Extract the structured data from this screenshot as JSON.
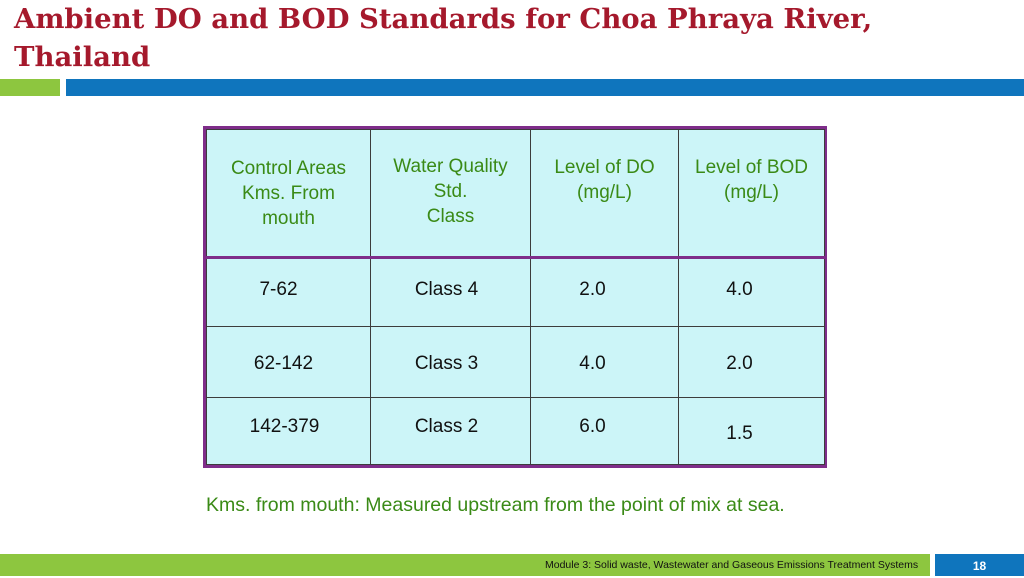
{
  "slide": {
    "title": "Ambient DO and BOD Standards for Choa Phraya River, Thailand",
    "colors": {
      "title": "#a5192c",
      "accent_green": "#8dc63f",
      "accent_blue": "#0f75bd",
      "table_border": "#7f2d8a",
      "table_fill": "#ccf5f8",
      "header_text": "#3a8a16"
    }
  },
  "table": {
    "headers": [
      [
        "Control Areas",
        "Kms. From",
        "mouth"
      ],
      [
        "Water Quality",
        "Std.",
        "Class"
      ],
      [
        "Level of DO",
        "(mg/L)"
      ],
      [
        "Level of BOD",
        "(mg/L)"
      ]
    ],
    "rows": [
      [
        "7-62",
        "Class 4",
        "2.0",
        "4.0"
      ],
      [
        "62-142",
        "Class 3",
        "4.0",
        "2.0"
      ],
      [
        "142-379",
        "Class 2",
        "6.0",
        "1.5"
      ]
    ]
  },
  "note": "Kms. from mouth: Measured upstream from the point of mix at sea.",
  "footer": {
    "module_text": "Module 3: Solid waste, Wastewater and Gaseous Emissions Treatment Systems",
    "page_number": "18"
  }
}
* * *
• [Exercise instructions]: Every record above should be written out again exactly; the pictures stay out of the copy.

• [Right answer]:
Extract the structured data from this screenshot as JSON.
{
  "slide": {
    "title": "Ambient DO and BOD Standards for Choa Phraya River, Thailand",
    "colors": {
      "title": "#a5192c",
      "accent_green": "#8dc63f",
      "accent_blue": "#0f75bd",
      "table_border": "#7f2d8a",
      "table_fill": "#ccf5f8",
      "header_text": "#3a8a16"
    }
  },
  "table": {
    "headers": [
      [
        "Control Areas",
        "Kms. From",
        "mouth"
      ],
      [
        "Water Quality",
        "Std.",
        "Class"
      ],
      [
        "Level of DO",
        "(mg/L)"
      ],
      [
        "Level of BOD",
        "(mg/L)"
      ]
    ],
    "rows": [
      [
        "7-62",
        "Class 4",
        "2.0",
        "4.0"
      ],
      [
        "62-142",
        "Class 3",
        "4.0",
        "2.0"
      ],
      [
        "142-379",
        "Class 2",
        "6.0",
        "1.5"
      ]
    ]
  },
  "note": "Kms. from mouth: Measured upstream from the point of mix at sea.",
  "footer": {
    "module_text": "Module 3: Solid waste, Wastewater and Gaseous Emissions Treatment Systems",
    "page_number": "18"
  }
}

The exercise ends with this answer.